--- begin Material provided ---

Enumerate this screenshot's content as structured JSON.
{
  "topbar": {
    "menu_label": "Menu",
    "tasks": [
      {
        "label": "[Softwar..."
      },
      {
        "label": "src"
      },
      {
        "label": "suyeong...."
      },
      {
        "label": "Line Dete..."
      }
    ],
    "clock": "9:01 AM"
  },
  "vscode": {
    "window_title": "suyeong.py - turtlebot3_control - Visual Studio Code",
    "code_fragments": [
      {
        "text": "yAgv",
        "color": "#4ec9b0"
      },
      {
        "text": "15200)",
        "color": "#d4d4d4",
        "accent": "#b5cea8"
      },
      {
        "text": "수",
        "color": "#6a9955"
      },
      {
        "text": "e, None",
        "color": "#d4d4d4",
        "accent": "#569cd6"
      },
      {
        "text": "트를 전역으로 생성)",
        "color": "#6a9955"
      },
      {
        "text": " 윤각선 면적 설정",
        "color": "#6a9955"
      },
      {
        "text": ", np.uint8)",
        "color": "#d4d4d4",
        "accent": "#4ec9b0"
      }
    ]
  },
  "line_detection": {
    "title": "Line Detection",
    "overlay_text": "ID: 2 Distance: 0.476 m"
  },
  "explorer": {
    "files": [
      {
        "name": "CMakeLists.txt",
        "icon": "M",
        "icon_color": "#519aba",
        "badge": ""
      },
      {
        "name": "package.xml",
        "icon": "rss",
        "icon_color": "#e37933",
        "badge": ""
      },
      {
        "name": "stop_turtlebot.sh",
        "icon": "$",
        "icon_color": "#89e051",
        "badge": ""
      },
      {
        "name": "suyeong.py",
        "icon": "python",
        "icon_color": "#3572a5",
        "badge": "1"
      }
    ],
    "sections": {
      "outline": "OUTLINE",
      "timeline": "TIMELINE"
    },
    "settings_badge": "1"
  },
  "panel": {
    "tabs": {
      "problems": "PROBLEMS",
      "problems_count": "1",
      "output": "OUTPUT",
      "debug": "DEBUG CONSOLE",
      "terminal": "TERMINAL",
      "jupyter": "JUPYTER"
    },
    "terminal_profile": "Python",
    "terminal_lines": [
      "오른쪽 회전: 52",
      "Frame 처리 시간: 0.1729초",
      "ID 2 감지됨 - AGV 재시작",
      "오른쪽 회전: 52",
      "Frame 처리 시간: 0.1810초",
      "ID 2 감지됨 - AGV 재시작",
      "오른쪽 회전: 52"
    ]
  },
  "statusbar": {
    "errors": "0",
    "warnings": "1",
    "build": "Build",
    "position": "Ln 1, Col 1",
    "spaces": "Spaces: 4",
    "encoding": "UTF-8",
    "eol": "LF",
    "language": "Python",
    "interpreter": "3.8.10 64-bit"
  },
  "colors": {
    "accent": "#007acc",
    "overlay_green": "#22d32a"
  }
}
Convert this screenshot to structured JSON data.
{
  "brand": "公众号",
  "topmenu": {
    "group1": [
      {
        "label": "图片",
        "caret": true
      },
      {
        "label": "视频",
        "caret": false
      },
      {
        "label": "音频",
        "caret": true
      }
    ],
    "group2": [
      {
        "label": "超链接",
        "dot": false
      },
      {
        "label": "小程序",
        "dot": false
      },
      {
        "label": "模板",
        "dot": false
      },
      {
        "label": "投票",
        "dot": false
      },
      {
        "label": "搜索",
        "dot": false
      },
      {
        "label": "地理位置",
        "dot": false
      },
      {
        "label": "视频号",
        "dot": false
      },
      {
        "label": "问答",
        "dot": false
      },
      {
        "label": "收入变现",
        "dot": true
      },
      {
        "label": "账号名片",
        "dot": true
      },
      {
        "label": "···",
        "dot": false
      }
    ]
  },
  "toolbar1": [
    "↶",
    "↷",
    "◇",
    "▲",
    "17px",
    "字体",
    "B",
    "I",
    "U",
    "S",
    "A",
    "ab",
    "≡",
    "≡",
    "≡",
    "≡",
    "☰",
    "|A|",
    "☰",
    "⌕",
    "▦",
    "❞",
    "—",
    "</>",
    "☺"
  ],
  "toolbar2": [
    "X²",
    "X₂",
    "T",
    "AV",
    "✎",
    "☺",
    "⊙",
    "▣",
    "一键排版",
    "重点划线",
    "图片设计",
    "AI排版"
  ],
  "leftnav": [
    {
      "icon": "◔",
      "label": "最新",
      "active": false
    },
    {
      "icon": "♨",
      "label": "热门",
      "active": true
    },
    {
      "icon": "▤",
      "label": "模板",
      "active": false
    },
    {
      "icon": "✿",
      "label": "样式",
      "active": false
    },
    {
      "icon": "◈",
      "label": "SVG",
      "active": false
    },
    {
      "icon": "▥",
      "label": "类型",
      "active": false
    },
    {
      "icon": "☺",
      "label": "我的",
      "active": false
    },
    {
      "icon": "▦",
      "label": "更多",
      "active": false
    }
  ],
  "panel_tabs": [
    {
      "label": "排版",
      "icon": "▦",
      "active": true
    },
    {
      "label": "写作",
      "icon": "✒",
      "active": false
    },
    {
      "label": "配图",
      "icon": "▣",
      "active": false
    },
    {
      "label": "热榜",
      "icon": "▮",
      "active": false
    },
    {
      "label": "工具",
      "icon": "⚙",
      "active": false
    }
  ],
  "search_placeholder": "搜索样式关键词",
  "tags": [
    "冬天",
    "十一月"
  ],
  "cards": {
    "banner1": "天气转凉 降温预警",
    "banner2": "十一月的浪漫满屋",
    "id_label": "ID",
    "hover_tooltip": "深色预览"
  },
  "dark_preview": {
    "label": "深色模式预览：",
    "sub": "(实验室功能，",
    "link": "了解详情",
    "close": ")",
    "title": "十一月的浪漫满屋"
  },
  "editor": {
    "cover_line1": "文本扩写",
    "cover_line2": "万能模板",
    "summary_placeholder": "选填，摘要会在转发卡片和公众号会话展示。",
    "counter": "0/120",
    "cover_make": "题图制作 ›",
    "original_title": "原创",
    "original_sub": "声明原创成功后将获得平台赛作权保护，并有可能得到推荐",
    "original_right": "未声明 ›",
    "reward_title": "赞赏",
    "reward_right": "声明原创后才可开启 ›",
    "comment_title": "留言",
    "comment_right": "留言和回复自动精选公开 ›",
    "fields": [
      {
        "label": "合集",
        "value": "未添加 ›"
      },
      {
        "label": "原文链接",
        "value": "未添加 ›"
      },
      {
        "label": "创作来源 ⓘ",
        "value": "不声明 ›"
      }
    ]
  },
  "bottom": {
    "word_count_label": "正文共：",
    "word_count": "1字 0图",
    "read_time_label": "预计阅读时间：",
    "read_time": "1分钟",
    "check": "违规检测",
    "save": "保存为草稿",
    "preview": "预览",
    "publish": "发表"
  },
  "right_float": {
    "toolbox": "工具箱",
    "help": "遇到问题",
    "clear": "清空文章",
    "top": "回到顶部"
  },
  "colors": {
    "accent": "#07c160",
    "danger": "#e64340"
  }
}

--- end Material provided ---

§ What the task asks: Word for word, quote all of the data above.

§ Solution for this exercise:
Enumerate this screenshot's content as structured JSON.
{
  "topbar": {
    "menu_label": "Menu",
    "tasks": [
      {
        "label": "[Softwar..."
      },
      {
        "label": "src"
      },
      {
        "label": "suyeong...."
      },
      {
        "label": "Line Dete..."
      }
    ],
    "clock": "9:01 AM"
  },
  "vscode": {
    "window_title": "suyeong.py - turtlebot3_control - Visual Studio Code",
    "code_fragments": [
      {
        "text": "yAgv",
        "color": "#4ec9b0"
      },
      {
        "text": "15200)",
        "color": "#d4d4d4",
        "accent": "#b5cea8"
      },
      {
        "text": "수",
        "color": "#6a9955"
      },
      {
        "text": "e, None",
        "color": "#d4d4d4",
        "accent": "#569cd6"
      },
      {
        "text": "트를 전역으로 생성)",
        "color": "#6a9955"
      },
      {
        "text": " 윤각선 면적 설정",
        "color": "#6a9955"
      },
      {
        "text": ", np.uint8)",
        "color": "#d4d4d4",
        "accent": "#4ec9b0"
      }
    ]
  },
  "line_detection": {
    "title": "Line Detection",
    "overlay_text": "ID: 2 Distance: 0.476 m"
  },
  "explorer": {
    "files": [
      {
        "name": "CMakeLists.txt",
        "icon": "M",
        "icon_color": "#519aba",
        "badge": ""
      },
      {
        "name": "package.xml",
        "icon": "rss",
        "icon_color": "#e37933",
        "badge": ""
      },
      {
        "name": "stop_turtlebot.sh",
        "icon": "$",
        "icon_color": "#89e051",
        "badge": ""
      },
      {
        "name": "suyeong.py",
        "icon": "python",
        "icon_color": "#3572a5",
        "badge": "1"
      }
    ],
    "sections": {
      "outline": "OUTLINE",
      "timeline": "TIMELINE"
    },
    "settings_badge": "1"
  },
  "panel": {
    "tabs": {
      "problems": "PROBLEMS",
      "problems_count": "1",
      "output": "OUTPUT",
      "debug": "DEBUG CONSOLE",
      "terminal": "TERMINAL",
      "jupyter": "JUPYTER"
    },
    "terminal_profile": "Python",
    "terminal_lines": [
      "오른쪽 회전: 52",
      "Frame 처리 시간: 0.1729초",
      "ID 2 감지됨 - AGV 재시작",
      "오른쪽 회전: 52",
      "Frame 처리 시간: 0.1810초",
      "ID 2 감지됨 - AGV 재시작",
      "오른쪽 회전: 52"
    ]
  },
  "statusbar": {
    "errors": "0",
    "warnings": "1",
    "build": "Build",
    "position": "Ln 1, Col 1",
    "spaces": "Spaces: 4",
    "encoding": "UTF-8",
    "eol": "LF",
    "language": "Python",
    "interpreter": "3.8.10 64-bit"
  },
  "colors": {
    "accent": "#007acc",
    "overlay_green": "#22d32a"
  }
}
Convert this screenshot to structured JSON data.
{
  "brand": "公众号",
  "topmenu": {
    "group1": [
      {
        "label": "图片",
        "caret": true
      },
      {
        "label": "视频",
        "caret": false
      },
      {
        "label": "音频",
        "caret": true
      }
    ],
    "group2": [
      {
        "label": "超链接",
        "dot": false
      },
      {
        "label": "小程序",
        "dot": false
      },
      {
        "label": "模板",
        "dot": false
      },
      {
        "label": "投票",
        "dot": false
      },
      {
        "label": "搜索",
        "dot": false
      },
      {
        "label": "地理位置",
        "dot": false
      },
      {
        "label": "视频号",
        "dot": false
      },
      {
        "label": "问答",
        "dot": false
      },
      {
        "label": "收入变现",
        "dot": true
      },
      {
        "label": "账号名片",
        "dot": true
      },
      {
        "label": "···",
        "dot": false
      }
    ]
  },
  "toolbar1": [
    "↶",
    "↷",
    "◇",
    "▲",
    "17px",
    "字体",
    "B",
    "I",
    "U",
    "S",
    "A",
    "ab",
    "≡",
    "≡",
    "≡",
    "≡",
    "☰",
    "|A|",
    "☰",
    "⌕",
    "▦",
    "❞",
    "—",
    "</>",
    "☺"
  ],
  "toolbar2": [
    "X²",
    "X₂",
    "T",
    "AV",
    "✎",
    "☺",
    "⊙",
    "▣",
    "一键排版",
    "重点划线",
    "图片设计",
    "AI排版"
  ],
  "leftnav": [
    {
      "icon": "◔",
      "label": "最新",
      "active": false
    },
    {
      "icon": "♨",
      "label": "热门",
      "active": true
    },
    {
      "icon": "▤",
      "label": "模板",
      "active": false
    },
    {
      "icon": "✿",
      "label": "样式",
      "active": false
    },
    {
      "icon": "◈",
      "label": "SVG",
      "active": false
    },
    {
      "icon": "▥",
      "label": "类型",
      "active": false
    },
    {
      "icon": "☺",
      "label": "我的",
      "active": false
    },
    {
      "icon": "▦",
      "label": "更多",
      "active": false
    }
  ],
  "panel_tabs": [
    {
      "label": "排版",
      "icon": "▦",
      "active": true
    },
    {
      "label": "写作",
      "icon": "✒",
      "active": false
    },
    {
      "label": "配图",
      "icon": "▣",
      "active": false
    },
    {
      "label": "热榜",
      "icon": "▮",
      "active": false
    },
    {
      "label": "工具",
      "icon": "⚙",
      "active": false
    }
  ],
  "search_placeholder": "搜索样式关键词",
  "tags": [
    "冬天",
    "十一月"
  ],
  "cards": {
    "banner1": "天气转凉 降温预警",
    "banner2": "十一月的浪漫满屋",
    "id_label": "ID",
    "hover_tooltip": "深色预览"
  },
  "dark_preview": {
    "label": "深色模式预览：",
    "sub": "(实验室功能，",
    "link": "了解详情",
    "close": ")",
    "title": "十一月的浪漫满屋"
  },
  "editor": {
    "cover_line1": "文本扩写",
    "cover_line2": "万能模板",
    "summary_placeholder": "选填，摘要会在转发卡片和公众号会话展示。",
    "counter": "0/120",
    "cover_make": "题图制作 ›",
    "original_title": "原创",
    "original_sub": "声明原创成功后将获得平台赛作权保护，并有可能得到推荐",
    "original_right": "未声明 ›",
    "reward_title": "赞赏",
    "reward_right": "声明原创后才可开启 ›",
    "comment_title": "留言",
    "comment_right": "留言和回复自动精选公开 ›",
    "fields": [
      {
        "label": "合集",
        "value": "未添加 ›"
      },
      {
        "label": "原文链接",
        "value": "未添加 ›"
      },
      {
        "label": "创作来源 ⓘ",
        "value": "不声明 ›"
      }
    ]
  },
  "bottom": {
    "word_count_label": "正文共：",
    "word_count": "1字 0图",
    "read_time_label": "预计阅读时间：",
    "read_time": "1分钟",
    "check": "违规检测",
    "save": "保存为草稿",
    "preview": "预览",
    "publish": "发表"
  },
  "right_float": {
    "toolbox": "工具箱",
    "help": "遇到问题",
    "clear": "清空文章",
    "top": "回到顶部"
  },
  "colors": {
    "accent": "#07c160",
    "danger": "#e64340"
  }
}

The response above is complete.